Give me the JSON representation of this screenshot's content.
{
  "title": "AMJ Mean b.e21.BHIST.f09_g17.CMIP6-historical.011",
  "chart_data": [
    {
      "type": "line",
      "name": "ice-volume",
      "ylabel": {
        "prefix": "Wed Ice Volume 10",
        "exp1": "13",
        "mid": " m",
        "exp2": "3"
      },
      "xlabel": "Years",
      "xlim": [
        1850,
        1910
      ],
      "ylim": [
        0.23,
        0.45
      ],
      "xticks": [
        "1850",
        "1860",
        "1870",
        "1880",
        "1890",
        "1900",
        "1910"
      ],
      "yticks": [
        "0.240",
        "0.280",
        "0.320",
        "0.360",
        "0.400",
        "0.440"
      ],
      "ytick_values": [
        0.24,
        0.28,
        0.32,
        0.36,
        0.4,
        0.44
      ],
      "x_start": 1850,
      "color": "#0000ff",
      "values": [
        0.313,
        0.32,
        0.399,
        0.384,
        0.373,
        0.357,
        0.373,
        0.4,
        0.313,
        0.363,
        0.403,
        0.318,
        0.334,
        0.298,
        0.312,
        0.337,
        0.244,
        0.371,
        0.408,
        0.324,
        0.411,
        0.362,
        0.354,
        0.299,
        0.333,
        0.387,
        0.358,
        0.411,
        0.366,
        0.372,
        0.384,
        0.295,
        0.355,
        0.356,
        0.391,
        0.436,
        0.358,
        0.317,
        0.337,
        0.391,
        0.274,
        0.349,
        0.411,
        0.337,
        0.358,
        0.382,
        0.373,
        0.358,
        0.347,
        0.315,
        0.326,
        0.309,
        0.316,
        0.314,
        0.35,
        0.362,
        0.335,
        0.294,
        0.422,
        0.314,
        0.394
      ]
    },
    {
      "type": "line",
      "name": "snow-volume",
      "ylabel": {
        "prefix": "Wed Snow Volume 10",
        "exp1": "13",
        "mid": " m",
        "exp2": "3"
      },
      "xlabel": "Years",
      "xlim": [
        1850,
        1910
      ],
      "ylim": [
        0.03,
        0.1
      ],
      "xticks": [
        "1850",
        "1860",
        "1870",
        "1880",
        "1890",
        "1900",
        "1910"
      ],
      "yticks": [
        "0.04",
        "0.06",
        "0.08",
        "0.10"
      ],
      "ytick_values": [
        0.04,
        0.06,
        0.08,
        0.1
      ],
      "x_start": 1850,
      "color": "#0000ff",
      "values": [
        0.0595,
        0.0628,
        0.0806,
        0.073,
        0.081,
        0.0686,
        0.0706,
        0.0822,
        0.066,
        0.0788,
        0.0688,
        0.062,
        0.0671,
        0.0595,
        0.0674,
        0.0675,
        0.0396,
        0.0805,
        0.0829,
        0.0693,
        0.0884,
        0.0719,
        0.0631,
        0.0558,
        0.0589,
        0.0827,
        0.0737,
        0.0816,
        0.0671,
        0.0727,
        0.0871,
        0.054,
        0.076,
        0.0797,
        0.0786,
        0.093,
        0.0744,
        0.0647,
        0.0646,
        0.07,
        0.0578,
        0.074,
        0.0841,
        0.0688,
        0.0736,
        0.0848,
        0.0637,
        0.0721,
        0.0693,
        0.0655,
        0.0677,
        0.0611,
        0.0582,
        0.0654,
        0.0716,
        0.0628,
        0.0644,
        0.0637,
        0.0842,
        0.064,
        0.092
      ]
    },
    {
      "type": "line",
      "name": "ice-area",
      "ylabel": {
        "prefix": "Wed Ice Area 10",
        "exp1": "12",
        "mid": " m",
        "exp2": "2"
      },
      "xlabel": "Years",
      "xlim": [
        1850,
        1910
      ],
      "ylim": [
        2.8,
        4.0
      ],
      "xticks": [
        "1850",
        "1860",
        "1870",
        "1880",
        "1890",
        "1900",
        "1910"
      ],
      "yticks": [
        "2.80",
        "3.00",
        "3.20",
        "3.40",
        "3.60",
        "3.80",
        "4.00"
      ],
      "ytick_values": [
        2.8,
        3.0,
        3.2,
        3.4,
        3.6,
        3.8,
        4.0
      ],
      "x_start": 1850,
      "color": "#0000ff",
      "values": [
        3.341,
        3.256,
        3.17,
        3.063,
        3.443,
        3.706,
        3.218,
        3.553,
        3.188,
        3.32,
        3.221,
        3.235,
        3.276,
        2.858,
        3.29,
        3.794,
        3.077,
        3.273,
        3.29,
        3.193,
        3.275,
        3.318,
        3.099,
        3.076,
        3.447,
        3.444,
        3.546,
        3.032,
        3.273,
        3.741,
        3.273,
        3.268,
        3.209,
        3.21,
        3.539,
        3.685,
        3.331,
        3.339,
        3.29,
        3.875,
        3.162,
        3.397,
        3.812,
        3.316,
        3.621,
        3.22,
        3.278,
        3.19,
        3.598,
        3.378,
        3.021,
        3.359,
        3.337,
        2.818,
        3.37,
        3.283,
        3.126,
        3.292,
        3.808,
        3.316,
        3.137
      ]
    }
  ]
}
++++++++++++++++++++
### Set task
Reproduce the material above, every line of it, exactly.

### Result of this task
Give me the JSON representation of this screenshot's content.
{
  "title": "AMJ Mean b.e21.BHIST.f09_g17.CMIP6-historical.011",
  "chart_data": [
    {
      "type": "line",
      "name": "ice-volume",
      "ylabel": {
        "prefix": "Wed Ice Volume 10",
        "exp1": "13",
        "mid": " m",
        "exp2": "3"
      },
      "xlabel": "Years",
      "xlim": [
        1850,
        1910
      ],
      "ylim": [
        0.23,
        0.45
      ],
      "xticks": [
        "1850",
        "1860",
        "1870",
        "1880",
        "1890",
        "1900",
        "1910"
      ],
      "yticks": [
        "0.240",
        "0.280",
        "0.320",
        "0.360",
        "0.400",
        "0.440"
      ],
      "ytick_values": [
        0.24,
        0.28,
        0.32,
        0.36,
        0.4,
        0.44
      ],
      "x_start": 1850,
      "color": "#0000ff",
      "values": [
        0.313,
        0.32,
        0.399,
        0.384,
        0.373,
        0.357,
        0.373,
        0.4,
        0.313,
        0.363,
        0.403,
        0.318,
        0.334,
        0.298,
        0.312,
        0.337,
        0.244,
        0.371,
        0.408,
        0.324,
        0.411,
        0.362,
        0.354,
        0.299,
        0.333,
        0.387,
        0.358,
        0.411,
        0.366,
        0.372,
        0.384,
        0.295,
        0.355,
        0.356,
        0.391,
        0.436,
        0.358,
        0.317,
        0.337,
        0.391,
        0.274,
        0.349,
        0.411,
        0.337,
        0.358,
        0.382,
        0.373,
        0.358,
        0.347,
        0.315,
        0.326,
        0.309,
        0.316,
        0.314,
        0.35,
        0.362,
        0.335,
        0.294,
        0.422,
        0.314,
        0.394
      ]
    },
    {
      "type": "line",
      "name": "snow-volume",
      "ylabel": {
        "prefix": "Wed Snow Volume 10",
        "exp1": "13",
        "mid": " m",
        "exp2": "3"
      },
      "xlabel": "Years",
      "xlim": [
        1850,
        1910
      ],
      "ylim": [
        0.03,
        0.1
      ],
      "xticks": [
        "1850",
        "1860",
        "1870",
        "1880",
        "1890",
        "1900",
        "1910"
      ],
      "yticks": [
        "0.04",
        "0.06",
        "0.08",
        "0.10"
      ],
      "ytick_values": [
        0.04,
        0.06,
        0.08,
        0.1
      ],
      "x_start": 1850,
      "color": "#0000ff",
      "values": [
        0.0595,
        0.0628,
        0.0806,
        0.073,
        0.081,
        0.0686,
        0.0706,
        0.0822,
        0.066,
        0.0788,
        0.0688,
        0.062,
        0.0671,
        0.0595,
        0.0674,
        0.0675,
        0.0396,
        0.0805,
        0.0829,
        0.0693,
        0.0884,
        0.0719,
        0.0631,
        0.0558,
        0.0589,
        0.0827,
        0.0737,
        0.0816,
        0.0671,
        0.0727,
        0.0871,
        0.054,
        0.076,
        0.0797,
        0.0786,
        0.093,
        0.0744,
        0.0647,
        0.0646,
        0.07,
        0.0578,
        0.074,
        0.0841,
        0.0688,
        0.0736,
        0.0848,
        0.0637,
        0.0721,
        0.0693,
        0.0655,
        0.0677,
        0.0611,
        0.0582,
        0.0654,
        0.0716,
        0.0628,
        0.0644,
        0.0637,
        0.0842,
        0.064,
        0.092
      ]
    },
    {
      "type": "line",
      "name": "ice-area",
      "ylabel": {
        "prefix": "Wed Ice Area 10",
        "exp1": "12",
        "mid": " m",
        "exp2": "2"
      },
      "xlabel": "Years",
      "xlim": [
        1850,
        1910
      ],
      "ylim": [
        2.8,
        4.0
      ],
      "xticks": [
        "1850",
        "1860",
        "1870",
        "1880",
        "1890",
        "1900",
        "1910"
      ],
      "yticks": [
        "2.80",
        "3.00",
        "3.20",
        "3.40",
        "3.60",
        "3.80",
        "4.00"
      ],
      "ytick_values": [
        2.8,
        3.0,
        3.2,
        3.4,
        3.6,
        3.8,
        4.0
      ],
      "x_start": 1850,
      "color": "#0000ff",
      "values": [
        3.341,
        3.256,
        3.17,
        3.063,
        3.443,
        3.706,
        3.218,
        3.553,
        3.188,
        3.32,
        3.221,
        3.235,
        3.276,
        2.858,
        3.29,
        3.794,
        3.077,
        3.273,
        3.29,
        3.193,
        3.275,
        3.318,
        3.099,
        3.076,
        3.447,
        3.444,
        3.546,
        3.032,
        3.273,
        3.741,
        3.273,
        3.268,
        3.209,
        3.21,
        3.539,
        3.685,
        3.331,
        3.339,
        3.29,
        3.875,
        3.162,
        3.397,
        3.812,
        3.316,
        3.621,
        3.22,
        3.278,
        3.19,
        3.598,
        3.378,
        3.021,
        3.359,
        3.337,
        2.818,
        3.37,
        3.283,
        3.126,
        3.292,
        3.808,
        3.316,
        3.137
      ]
    }
  ]
}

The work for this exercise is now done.